Saved entries:
◇ ◇ ◇ ◇

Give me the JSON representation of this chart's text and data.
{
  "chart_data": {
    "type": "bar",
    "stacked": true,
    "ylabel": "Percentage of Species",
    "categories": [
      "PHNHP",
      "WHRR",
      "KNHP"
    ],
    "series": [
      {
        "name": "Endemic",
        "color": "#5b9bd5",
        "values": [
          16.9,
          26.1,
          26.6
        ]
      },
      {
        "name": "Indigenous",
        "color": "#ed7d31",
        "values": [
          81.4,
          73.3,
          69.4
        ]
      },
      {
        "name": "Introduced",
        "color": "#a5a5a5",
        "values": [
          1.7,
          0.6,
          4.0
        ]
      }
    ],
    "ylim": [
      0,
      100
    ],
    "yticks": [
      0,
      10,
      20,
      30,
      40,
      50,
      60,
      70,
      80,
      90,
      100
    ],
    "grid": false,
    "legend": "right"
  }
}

◇ ◇ ◇ ◇

▸ **Given problem**:
Make a verbatim copy of every entry shown above.

▸ **Completed task**:
Give me the JSON representation of this chart's text and data.
{
  "chart_data": {
    "type": "bar",
    "stacked": true,
    "ylabel": "Percentage of Species",
    "categories": [
      "PHNHP",
      "WHRR",
      "KNHP"
    ],
    "series": [
      {
        "name": "Endemic",
        "color": "#5b9bd5",
        "values": [
          16.9,
          26.1,
          26.6
        ]
      },
      {
        "name": "Indigenous",
        "color": "#ed7d31",
        "values": [
          81.4,
          73.3,
          69.4
        ]
      },
      {
        "name": "Introduced",
        "color": "#a5a5a5",
        "values": [
          1.7,
          0.6,
          4.0
        ]
      }
    ],
    "ylim": [
      0,
      100
    ],
    "yticks": [
      0,
      10,
      20,
      30,
      40,
      50,
      60,
      70,
      80,
      90,
      100
    ],
    "grid": false,
    "legend": "right"
  }
}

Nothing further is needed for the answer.